> **STATED PROBLEM**
Can you reproduce every line of the items below, character for character?

> **DATA SHOWN**

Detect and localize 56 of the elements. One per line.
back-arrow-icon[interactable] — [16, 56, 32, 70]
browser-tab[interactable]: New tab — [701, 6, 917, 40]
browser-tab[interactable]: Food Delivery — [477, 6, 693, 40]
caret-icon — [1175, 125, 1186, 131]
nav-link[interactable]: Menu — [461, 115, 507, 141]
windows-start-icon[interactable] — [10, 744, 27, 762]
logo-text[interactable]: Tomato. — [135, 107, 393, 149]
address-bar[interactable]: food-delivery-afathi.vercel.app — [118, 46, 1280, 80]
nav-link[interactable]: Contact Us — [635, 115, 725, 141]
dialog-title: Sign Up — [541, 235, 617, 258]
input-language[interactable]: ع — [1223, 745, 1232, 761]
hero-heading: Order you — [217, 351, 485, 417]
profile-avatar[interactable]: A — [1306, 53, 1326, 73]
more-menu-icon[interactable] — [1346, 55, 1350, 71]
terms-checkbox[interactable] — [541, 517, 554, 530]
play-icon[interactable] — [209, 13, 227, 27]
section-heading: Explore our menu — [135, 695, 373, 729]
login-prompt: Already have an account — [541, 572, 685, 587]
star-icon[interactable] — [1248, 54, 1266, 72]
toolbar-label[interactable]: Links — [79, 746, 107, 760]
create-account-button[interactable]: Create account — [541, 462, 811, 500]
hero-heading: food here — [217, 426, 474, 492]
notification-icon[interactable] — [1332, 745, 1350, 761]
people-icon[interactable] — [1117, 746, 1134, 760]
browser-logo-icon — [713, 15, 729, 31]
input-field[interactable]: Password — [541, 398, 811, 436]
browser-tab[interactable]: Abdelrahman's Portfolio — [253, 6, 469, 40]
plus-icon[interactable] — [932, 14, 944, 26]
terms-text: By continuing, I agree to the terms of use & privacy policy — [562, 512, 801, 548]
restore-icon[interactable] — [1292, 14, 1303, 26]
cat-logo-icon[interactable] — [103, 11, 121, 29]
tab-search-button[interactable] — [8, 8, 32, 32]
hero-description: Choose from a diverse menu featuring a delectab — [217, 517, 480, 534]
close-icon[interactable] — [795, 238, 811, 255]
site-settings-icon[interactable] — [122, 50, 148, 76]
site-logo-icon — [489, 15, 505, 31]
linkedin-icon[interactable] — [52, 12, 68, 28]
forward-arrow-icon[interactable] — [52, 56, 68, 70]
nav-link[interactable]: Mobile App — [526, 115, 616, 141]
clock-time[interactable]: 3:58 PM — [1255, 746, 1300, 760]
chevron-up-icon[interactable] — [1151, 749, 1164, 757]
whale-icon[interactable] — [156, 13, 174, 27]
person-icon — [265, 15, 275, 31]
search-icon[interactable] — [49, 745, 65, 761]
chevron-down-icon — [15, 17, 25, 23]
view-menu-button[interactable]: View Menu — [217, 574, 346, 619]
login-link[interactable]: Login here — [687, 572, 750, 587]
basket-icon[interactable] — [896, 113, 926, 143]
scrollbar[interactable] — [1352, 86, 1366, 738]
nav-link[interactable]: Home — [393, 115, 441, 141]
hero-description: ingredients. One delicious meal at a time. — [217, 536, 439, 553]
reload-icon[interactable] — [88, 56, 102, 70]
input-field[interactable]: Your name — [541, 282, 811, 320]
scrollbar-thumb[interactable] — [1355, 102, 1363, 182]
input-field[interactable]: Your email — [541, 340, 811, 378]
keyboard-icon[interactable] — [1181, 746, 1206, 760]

> **FINISHED TASK**
Detect and localize 56 of the elements. One per line.
back-arrow-icon[interactable] — [16, 56, 32, 70]
browser-tab[interactable]: New tab — [701, 6, 917, 40]
browser-tab[interactable]: Food Delivery — [477, 6, 693, 40]
caret-icon — [1175, 125, 1186, 131]
nav-link[interactable]: Menu — [461, 115, 507, 141]
windows-start-icon[interactable] — [10, 744, 27, 762]
logo-text[interactable]: Tomato. — [135, 107, 393, 149]
address-bar[interactable]: food-delivery-afathi.vercel.app — [118, 46, 1280, 80]
nav-link[interactable]: Contact Us — [635, 115, 725, 141]
dialog-title: Sign Up — [541, 235, 617, 258]
input-language[interactable]: ع — [1223, 745, 1232, 761]
hero-heading: Order you — [217, 351, 485, 417]
profile-avatar[interactable]: A — [1306, 53, 1326, 73]
more-menu-icon[interactable] — [1346, 55, 1350, 71]
terms-checkbox[interactable] — [541, 517, 554, 530]
play-icon[interactable] — [209, 13, 227, 27]
section-heading: Explore our menu — [135, 695, 373, 729]
login-prompt: Already have an account — [541, 572, 685, 587]
star-icon[interactable] — [1248, 54, 1266, 72]
toolbar-label[interactable]: Links — [79, 746, 107, 760]
create-account-button[interactable]: Create account — [541, 462, 811, 500]
hero-heading: food here — [217, 426, 474, 492]
notification-icon[interactable] — [1332, 745, 1350, 761]
people-icon[interactable] — [1117, 746, 1134, 760]
browser-logo-icon — [713, 15, 729, 31]
input-field[interactable]: Password — [541, 398, 811, 436]
browser-tab[interactable]: Abdelrahman's Portfolio — [253, 6, 469, 40]
plus-icon[interactable] — [932, 14, 944, 26]
terms-text: By continuing, I agree to the terms of use & privacy policy — [562, 512, 801, 548]
restore-icon[interactable] — [1292, 14, 1303, 26]
cat-logo-icon[interactable] — [103, 11, 121, 29]
tab-search-button[interactable] — [8, 8, 32, 32]
hero-description: Choose from a diverse menu featuring a delectab — [217, 517, 480, 534]
close-icon[interactable] — [795, 238, 811, 255]
site-settings-icon[interactable] — [122, 50, 148, 76]
site-logo-icon — [489, 15, 505, 31]
linkedin-icon[interactable] — [52, 12, 68, 28]
forward-arrow-icon[interactable] — [52, 56, 68, 70]
nav-link[interactable]: Mobile App — [526, 115, 616, 141]
clock-time[interactable]: 3:58 PM — [1255, 746, 1300, 760]
chevron-up-icon[interactable] — [1151, 749, 1164, 757]
whale-icon[interactable] — [156, 13, 174, 27]
person-icon — [265, 15, 275, 31]
search-icon[interactable] — [49, 745, 65, 761]
chevron-down-icon — [15, 17, 25, 23]
view-menu-button[interactable]: View Menu — [217, 574, 346, 619]
login-link[interactable]: Login here — [687, 572, 750, 587]
basket-icon[interactable] — [896, 113, 926, 143]
scrollbar[interactable] — [1352, 86, 1366, 738]
nav-link[interactable]: Home — [393, 115, 441, 141]
hero-description: ingredients. One delicious meal at a time. — [217, 536, 439, 553]
reload-icon[interactable] — [88, 56, 102, 70]
input-field[interactable]: Your name — [541, 282, 811, 320]
scrollbar-thumb[interactable] — [1355, 102, 1363, 182]
input-field[interactable]: Your email — [541, 340, 811, 378]
keyboard-icon[interactable] — [1181, 746, 1206, 760]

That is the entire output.